• _To be done_
Copy out the complete listing, word for word.

--- Begin Source material ---

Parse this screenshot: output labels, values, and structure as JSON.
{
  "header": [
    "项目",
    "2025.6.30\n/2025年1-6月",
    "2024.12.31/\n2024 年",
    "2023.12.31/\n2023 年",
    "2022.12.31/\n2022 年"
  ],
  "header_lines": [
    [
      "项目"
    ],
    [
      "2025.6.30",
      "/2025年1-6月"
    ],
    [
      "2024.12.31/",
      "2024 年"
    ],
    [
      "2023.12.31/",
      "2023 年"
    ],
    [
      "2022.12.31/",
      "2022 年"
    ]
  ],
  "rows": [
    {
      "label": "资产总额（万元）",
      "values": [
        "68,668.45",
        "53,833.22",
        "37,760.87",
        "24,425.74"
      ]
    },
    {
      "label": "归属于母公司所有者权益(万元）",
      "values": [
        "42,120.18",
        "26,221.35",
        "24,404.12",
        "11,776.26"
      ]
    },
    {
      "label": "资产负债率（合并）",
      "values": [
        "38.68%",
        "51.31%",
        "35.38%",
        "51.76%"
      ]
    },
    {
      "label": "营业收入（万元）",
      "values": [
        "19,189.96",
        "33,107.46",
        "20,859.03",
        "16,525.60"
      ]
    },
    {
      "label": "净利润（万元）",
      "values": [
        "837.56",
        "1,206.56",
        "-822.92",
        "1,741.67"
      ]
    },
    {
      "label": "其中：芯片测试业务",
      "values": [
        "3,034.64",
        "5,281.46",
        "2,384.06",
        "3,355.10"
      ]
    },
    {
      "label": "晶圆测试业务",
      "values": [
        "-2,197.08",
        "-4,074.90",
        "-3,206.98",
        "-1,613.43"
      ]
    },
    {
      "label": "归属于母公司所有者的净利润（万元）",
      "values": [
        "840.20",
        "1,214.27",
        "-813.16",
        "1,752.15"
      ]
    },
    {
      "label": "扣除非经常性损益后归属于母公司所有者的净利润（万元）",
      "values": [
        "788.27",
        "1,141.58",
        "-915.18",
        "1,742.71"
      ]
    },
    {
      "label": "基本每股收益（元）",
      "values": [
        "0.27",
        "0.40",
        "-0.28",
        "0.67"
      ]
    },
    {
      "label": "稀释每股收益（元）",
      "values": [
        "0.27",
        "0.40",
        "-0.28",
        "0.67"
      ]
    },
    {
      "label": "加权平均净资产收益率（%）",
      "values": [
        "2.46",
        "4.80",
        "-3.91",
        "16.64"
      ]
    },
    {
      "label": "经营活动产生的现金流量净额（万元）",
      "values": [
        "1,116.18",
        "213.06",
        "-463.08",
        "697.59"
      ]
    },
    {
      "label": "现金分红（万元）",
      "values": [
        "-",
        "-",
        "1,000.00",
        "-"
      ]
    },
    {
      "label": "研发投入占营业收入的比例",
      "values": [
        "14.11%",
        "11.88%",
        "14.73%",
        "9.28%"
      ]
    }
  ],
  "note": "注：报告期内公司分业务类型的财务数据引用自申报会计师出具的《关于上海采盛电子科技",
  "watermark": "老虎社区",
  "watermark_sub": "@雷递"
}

--- End Source material ---

• _Full response_
Parse this screenshot: output labels, values, and structure as JSON.
{
  "header": [
    "项目",
    "2025.6.30\n/2025年1-6月",
    "2024.12.31/\n2024 年",
    "2023.12.31/\n2023 年",
    "2022.12.31/\n2022 年"
  ],
  "header_lines": [
    [
      "项目"
    ],
    [
      "2025.6.30",
      "/2025年1-6月"
    ],
    [
      "2024.12.31/",
      "2024 年"
    ],
    [
      "2023.12.31/",
      "2023 年"
    ],
    [
      "2022.12.31/",
      "2022 年"
    ]
  ],
  "rows": [
    {
      "label": "资产总额（万元）",
      "values": [
        "68,668.45",
        "53,833.22",
        "37,760.87",
        "24,425.74"
      ]
    },
    {
      "label": "归属于母公司所有者权益(万元）",
      "values": [
        "42,120.18",
        "26,221.35",
        "24,404.12",
        "11,776.26"
      ]
    },
    {
      "label": "资产负债率（合并）",
      "values": [
        "38.68%",
        "51.31%",
        "35.38%",
        "51.76%"
      ]
    },
    {
      "label": "营业收入（万元）",
      "values": [
        "19,189.96",
        "33,107.46",
        "20,859.03",
        "16,525.60"
      ]
    },
    {
      "label": "净利润（万元）",
      "values": [
        "837.56",
        "1,206.56",
        "-822.92",
        "1,741.67"
      ]
    },
    {
      "label": "其中：芯片测试业务",
      "values": [
        "3,034.64",
        "5,281.46",
        "2,384.06",
        "3,355.10"
      ]
    },
    {
      "label": "晶圆测试业务",
      "values": [
        "-2,197.08",
        "-4,074.90",
        "-3,206.98",
        "-1,613.43"
      ]
    },
    {
      "label": "归属于母公司所有者的净利润（万元）",
      "values": [
        "840.20",
        "1,214.27",
        "-813.16",
        "1,752.15"
      ]
    },
    {
      "label": "扣除非经常性损益后归属于母公司所有者的净利润（万元）",
      "values": [
        "788.27",
        "1,141.58",
        "-915.18",
        "1,742.71"
      ]
    },
    {
      "label": "基本每股收益（元）",
      "values": [
        "0.27",
        "0.40",
        "-0.28",
        "0.67"
      ]
    },
    {
      "label": "稀释每股收益（元）",
      "values": [
        "0.27",
        "0.40",
        "-0.28",
        "0.67"
      ]
    },
    {
      "label": "加权平均净资产收益率（%）",
      "values": [
        "2.46",
        "4.80",
        "-3.91",
        "16.64"
      ]
    },
    {
      "label": "经营活动产生的现金流量净额（万元）",
      "values": [
        "1,116.18",
        "213.06",
        "-463.08",
        "697.59"
      ]
    },
    {
      "label": "现金分红（万元）",
      "values": [
        "-",
        "-",
        "1,000.00",
        "-"
      ]
    },
    {
      "label": "研发投入占营业收入的比例",
      "values": [
        "14.11%",
        "11.88%",
        "14.73%",
        "9.28%"
      ]
    }
  ],
  "note": "注：报告期内公司分业务类型的财务数据引用自申报会计师出具的《关于上海采盛电子科技",
  "watermark": "老虎社区",
  "watermark_sub": "@雷递"
}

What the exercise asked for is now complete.